→ **Stored items**
━━━━

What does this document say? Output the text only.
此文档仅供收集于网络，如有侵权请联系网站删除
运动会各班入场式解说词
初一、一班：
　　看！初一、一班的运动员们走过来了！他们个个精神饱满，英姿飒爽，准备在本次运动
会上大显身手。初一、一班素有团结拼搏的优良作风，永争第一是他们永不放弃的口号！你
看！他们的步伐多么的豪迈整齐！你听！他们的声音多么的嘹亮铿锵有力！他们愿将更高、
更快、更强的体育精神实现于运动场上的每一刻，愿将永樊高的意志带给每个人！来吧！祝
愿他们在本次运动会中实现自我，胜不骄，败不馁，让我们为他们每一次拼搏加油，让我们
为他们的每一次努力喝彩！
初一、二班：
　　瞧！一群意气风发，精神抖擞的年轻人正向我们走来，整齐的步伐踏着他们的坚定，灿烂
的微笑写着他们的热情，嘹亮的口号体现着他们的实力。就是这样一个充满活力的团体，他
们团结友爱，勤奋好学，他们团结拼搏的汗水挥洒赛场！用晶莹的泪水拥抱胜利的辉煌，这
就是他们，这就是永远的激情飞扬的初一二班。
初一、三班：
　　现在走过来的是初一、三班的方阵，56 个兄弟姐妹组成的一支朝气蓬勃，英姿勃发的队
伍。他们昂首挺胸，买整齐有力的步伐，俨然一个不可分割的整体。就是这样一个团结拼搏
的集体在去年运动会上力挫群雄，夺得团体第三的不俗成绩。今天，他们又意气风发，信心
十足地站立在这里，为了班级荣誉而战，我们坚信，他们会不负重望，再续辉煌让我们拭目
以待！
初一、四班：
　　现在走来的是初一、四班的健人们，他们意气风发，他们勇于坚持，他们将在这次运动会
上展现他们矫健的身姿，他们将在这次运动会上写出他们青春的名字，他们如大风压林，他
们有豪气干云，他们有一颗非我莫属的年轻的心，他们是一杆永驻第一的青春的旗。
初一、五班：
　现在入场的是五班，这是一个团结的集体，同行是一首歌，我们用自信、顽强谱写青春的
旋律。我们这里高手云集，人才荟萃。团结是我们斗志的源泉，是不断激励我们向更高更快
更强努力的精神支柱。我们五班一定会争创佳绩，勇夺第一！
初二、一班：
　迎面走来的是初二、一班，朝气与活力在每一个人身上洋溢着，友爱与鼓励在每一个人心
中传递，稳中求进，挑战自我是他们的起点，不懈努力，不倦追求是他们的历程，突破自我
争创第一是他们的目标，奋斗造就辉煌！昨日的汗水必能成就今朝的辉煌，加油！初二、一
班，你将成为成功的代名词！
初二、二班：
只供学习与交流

━━━━

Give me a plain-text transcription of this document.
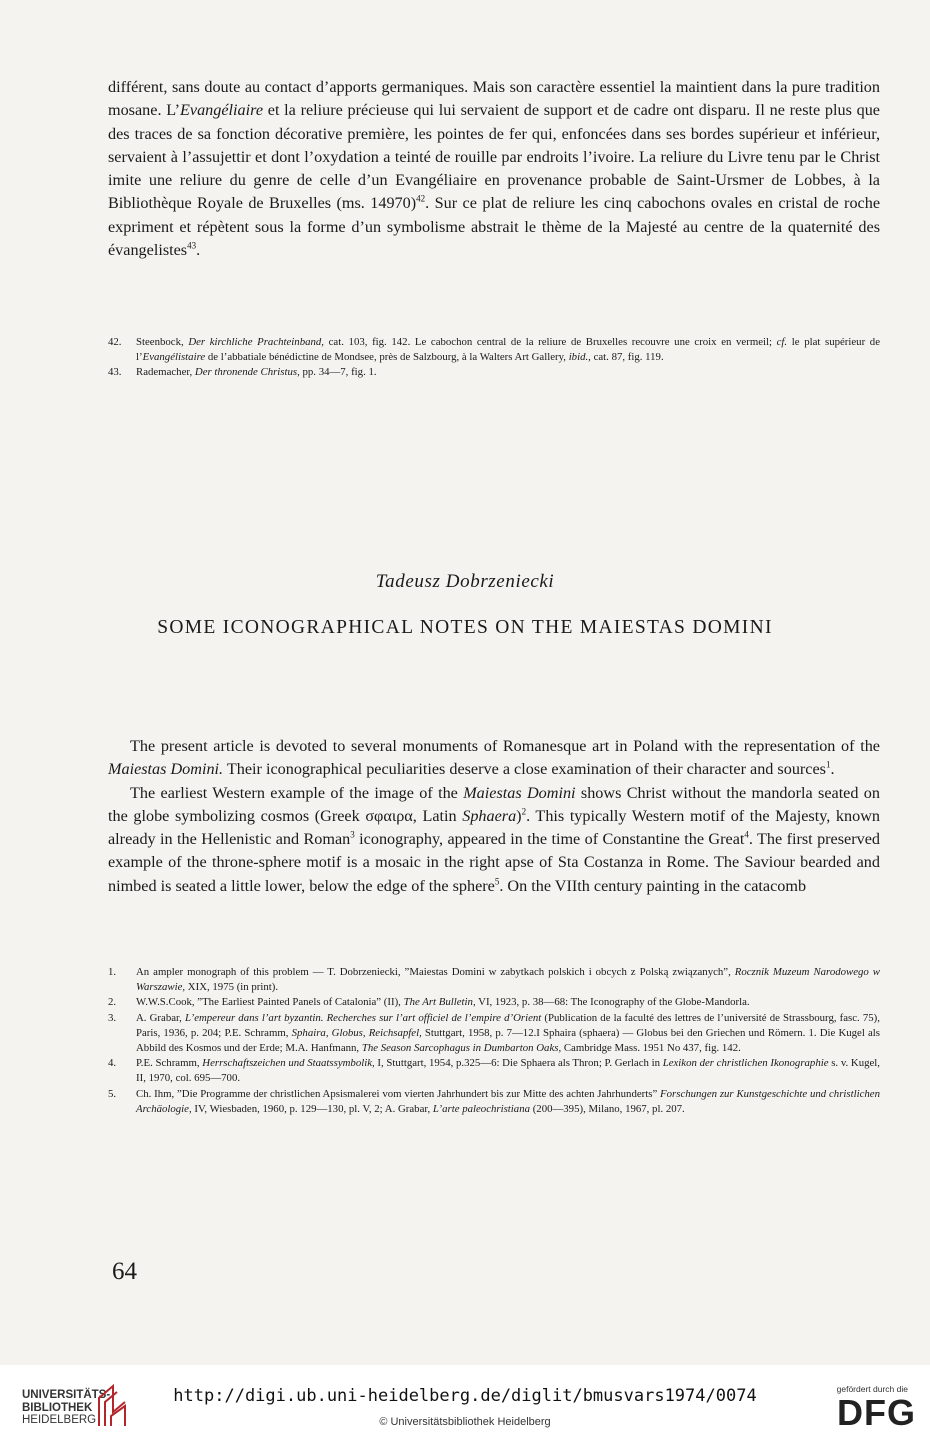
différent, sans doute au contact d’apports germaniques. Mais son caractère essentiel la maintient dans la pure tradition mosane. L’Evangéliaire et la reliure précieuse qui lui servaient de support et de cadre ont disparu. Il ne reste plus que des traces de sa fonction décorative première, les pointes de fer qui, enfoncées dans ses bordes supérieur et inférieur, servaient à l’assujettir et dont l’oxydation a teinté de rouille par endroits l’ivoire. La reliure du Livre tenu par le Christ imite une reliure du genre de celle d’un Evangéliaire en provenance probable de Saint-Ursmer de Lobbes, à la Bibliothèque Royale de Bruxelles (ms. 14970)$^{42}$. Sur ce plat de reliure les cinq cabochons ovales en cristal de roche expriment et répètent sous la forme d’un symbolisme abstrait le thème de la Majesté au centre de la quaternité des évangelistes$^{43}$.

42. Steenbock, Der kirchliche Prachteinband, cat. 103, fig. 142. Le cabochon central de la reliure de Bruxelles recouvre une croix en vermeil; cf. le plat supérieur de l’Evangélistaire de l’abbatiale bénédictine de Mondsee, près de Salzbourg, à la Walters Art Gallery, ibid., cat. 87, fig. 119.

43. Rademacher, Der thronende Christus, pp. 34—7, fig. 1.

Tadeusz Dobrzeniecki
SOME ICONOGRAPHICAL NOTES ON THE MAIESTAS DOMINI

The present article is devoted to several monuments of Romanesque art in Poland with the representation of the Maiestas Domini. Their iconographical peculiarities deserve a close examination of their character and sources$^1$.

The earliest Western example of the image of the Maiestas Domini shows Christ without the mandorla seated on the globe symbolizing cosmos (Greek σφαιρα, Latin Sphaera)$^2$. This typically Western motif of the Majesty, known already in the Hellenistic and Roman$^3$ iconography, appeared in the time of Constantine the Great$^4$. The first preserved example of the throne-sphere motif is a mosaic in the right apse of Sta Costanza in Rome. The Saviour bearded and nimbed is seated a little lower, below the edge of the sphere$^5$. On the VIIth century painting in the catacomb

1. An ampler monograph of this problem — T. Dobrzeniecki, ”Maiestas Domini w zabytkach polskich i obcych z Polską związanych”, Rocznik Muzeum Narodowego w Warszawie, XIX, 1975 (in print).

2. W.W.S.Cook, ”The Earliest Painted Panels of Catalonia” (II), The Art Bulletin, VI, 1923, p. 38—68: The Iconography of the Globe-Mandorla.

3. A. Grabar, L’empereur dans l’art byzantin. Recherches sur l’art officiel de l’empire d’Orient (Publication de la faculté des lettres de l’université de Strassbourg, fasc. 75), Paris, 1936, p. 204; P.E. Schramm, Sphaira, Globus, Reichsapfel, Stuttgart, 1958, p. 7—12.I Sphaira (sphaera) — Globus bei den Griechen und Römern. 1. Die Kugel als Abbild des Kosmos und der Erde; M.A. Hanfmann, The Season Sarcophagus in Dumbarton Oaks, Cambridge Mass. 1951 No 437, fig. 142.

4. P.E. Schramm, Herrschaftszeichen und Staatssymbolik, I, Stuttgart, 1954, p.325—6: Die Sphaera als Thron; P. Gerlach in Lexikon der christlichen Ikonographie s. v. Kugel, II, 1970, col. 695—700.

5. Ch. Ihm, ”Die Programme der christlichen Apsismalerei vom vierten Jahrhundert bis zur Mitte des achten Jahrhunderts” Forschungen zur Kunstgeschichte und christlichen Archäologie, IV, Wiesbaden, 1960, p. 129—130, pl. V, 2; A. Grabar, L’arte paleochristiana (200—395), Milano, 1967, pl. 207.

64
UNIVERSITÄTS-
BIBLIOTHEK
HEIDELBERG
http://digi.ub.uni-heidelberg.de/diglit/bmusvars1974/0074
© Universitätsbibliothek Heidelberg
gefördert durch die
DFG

━━━━

→ **Work to complete**
Lines that hold the word "document" are the ones to return, every one of them.

→ **Task result**
What does this document say? Output the text only.
Give me a plain-text transcription of this document.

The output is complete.